• _Exercise_
The answer should be a single number: how many lines of the entries below hold the word "phải".

• _Input material_
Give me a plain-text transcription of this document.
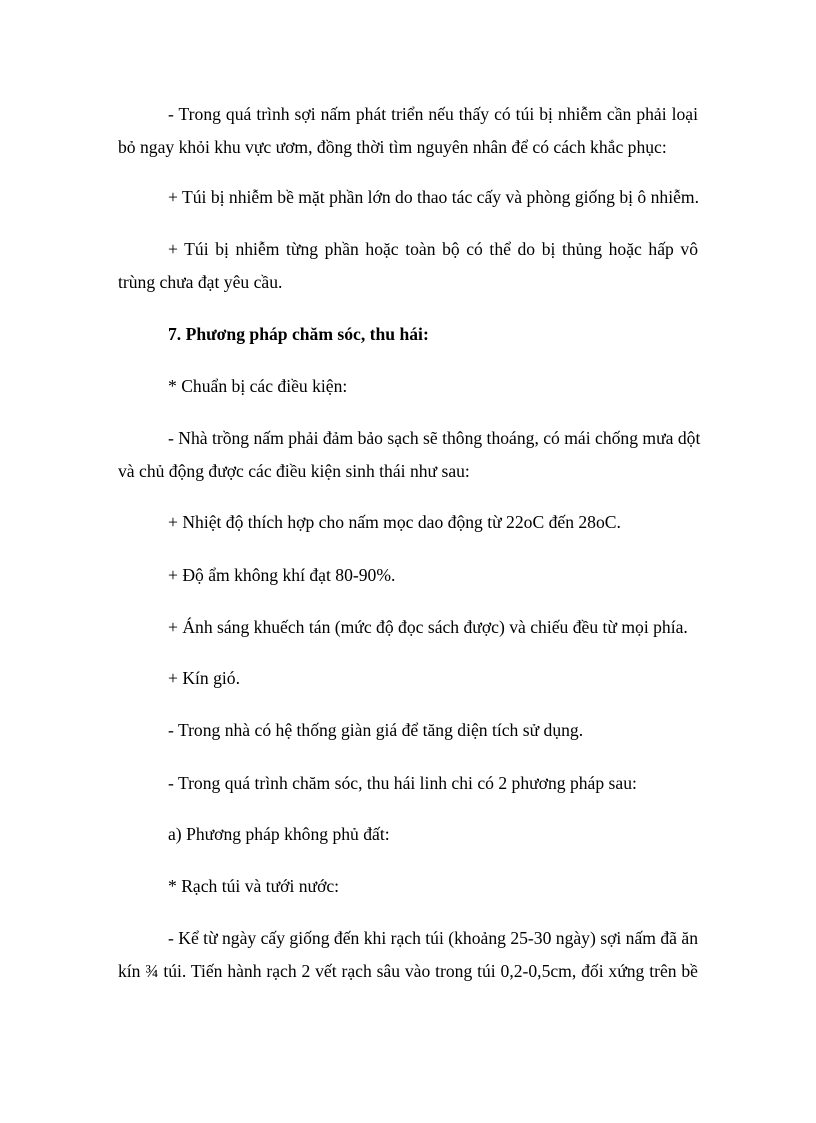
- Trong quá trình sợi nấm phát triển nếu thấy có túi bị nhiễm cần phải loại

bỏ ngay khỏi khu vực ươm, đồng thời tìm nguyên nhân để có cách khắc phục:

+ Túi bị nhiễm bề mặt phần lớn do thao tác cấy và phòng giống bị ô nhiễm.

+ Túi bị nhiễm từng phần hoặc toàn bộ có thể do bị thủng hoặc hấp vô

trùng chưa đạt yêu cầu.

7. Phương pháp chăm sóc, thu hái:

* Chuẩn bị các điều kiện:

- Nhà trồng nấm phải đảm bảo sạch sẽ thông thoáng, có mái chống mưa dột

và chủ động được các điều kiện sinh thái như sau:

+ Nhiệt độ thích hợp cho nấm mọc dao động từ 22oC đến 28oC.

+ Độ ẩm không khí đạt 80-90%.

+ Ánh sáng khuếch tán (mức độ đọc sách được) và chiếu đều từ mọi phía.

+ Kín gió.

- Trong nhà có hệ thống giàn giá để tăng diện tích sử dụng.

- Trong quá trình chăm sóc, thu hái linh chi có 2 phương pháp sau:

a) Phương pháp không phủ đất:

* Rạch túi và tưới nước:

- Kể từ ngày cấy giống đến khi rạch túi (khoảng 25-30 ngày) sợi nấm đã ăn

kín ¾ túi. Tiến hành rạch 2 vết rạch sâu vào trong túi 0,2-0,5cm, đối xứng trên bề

• _Finished exercise_
2